> WHAT THE EXERCISE ASKS: The answer is one number: how many lines hold the string "JSON".

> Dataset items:
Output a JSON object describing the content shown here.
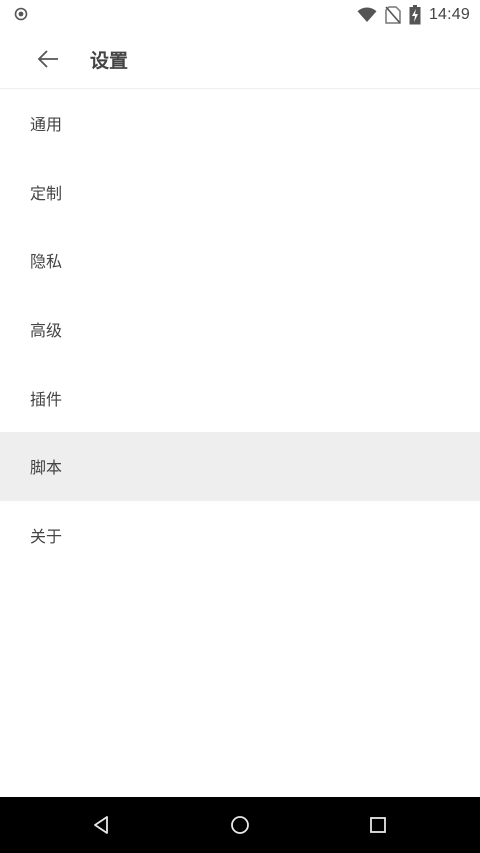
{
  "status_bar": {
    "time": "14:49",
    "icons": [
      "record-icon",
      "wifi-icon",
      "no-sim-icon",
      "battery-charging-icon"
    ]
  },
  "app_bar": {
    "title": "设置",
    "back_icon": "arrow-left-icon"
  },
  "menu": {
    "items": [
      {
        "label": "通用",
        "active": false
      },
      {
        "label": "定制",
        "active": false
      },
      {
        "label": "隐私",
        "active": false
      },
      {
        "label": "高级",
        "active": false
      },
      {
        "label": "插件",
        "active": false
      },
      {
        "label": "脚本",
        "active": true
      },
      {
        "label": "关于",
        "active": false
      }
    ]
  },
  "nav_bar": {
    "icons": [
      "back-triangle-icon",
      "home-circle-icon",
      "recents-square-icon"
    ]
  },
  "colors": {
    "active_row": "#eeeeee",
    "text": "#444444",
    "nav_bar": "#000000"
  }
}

--

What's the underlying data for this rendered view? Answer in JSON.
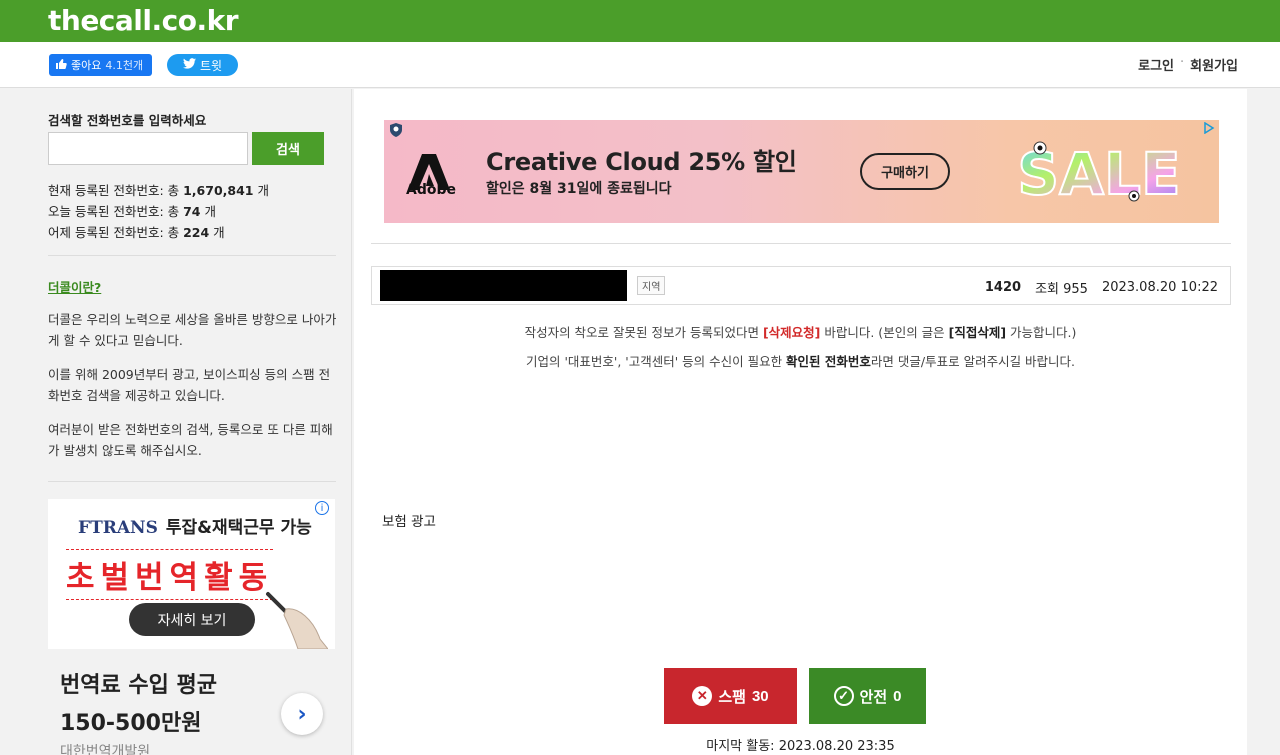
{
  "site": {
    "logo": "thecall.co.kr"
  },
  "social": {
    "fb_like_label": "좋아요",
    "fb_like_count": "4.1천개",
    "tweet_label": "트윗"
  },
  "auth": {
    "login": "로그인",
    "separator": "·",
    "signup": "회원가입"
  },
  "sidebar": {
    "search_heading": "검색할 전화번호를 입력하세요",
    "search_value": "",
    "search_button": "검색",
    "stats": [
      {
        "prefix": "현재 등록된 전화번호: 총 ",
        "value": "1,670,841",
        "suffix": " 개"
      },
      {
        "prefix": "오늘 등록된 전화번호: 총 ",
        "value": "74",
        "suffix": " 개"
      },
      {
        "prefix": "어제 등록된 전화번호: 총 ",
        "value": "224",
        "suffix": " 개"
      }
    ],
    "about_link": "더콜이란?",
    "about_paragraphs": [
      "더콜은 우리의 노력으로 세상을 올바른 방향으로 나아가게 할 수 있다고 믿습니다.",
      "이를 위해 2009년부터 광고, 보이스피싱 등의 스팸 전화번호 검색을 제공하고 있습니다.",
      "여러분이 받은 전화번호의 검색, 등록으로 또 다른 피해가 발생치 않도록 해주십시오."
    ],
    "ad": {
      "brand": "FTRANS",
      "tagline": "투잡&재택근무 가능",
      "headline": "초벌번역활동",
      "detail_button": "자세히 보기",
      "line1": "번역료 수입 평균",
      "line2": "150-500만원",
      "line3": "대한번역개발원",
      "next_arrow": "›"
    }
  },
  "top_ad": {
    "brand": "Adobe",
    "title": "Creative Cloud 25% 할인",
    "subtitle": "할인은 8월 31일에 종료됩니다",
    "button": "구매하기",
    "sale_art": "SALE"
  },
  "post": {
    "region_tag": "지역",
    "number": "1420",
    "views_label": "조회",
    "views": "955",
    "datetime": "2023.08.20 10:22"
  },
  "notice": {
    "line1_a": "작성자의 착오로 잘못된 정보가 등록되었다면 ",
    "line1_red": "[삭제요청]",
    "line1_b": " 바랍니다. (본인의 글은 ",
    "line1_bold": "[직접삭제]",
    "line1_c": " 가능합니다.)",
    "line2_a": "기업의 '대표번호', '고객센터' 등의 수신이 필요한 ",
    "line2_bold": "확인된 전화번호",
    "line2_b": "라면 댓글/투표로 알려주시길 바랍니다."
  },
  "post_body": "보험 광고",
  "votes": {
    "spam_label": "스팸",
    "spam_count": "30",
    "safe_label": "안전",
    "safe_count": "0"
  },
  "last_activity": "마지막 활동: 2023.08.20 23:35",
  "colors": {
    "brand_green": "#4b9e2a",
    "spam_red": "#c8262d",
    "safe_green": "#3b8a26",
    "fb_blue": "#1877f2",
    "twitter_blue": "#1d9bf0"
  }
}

> EXERCISE SOLUTION: 2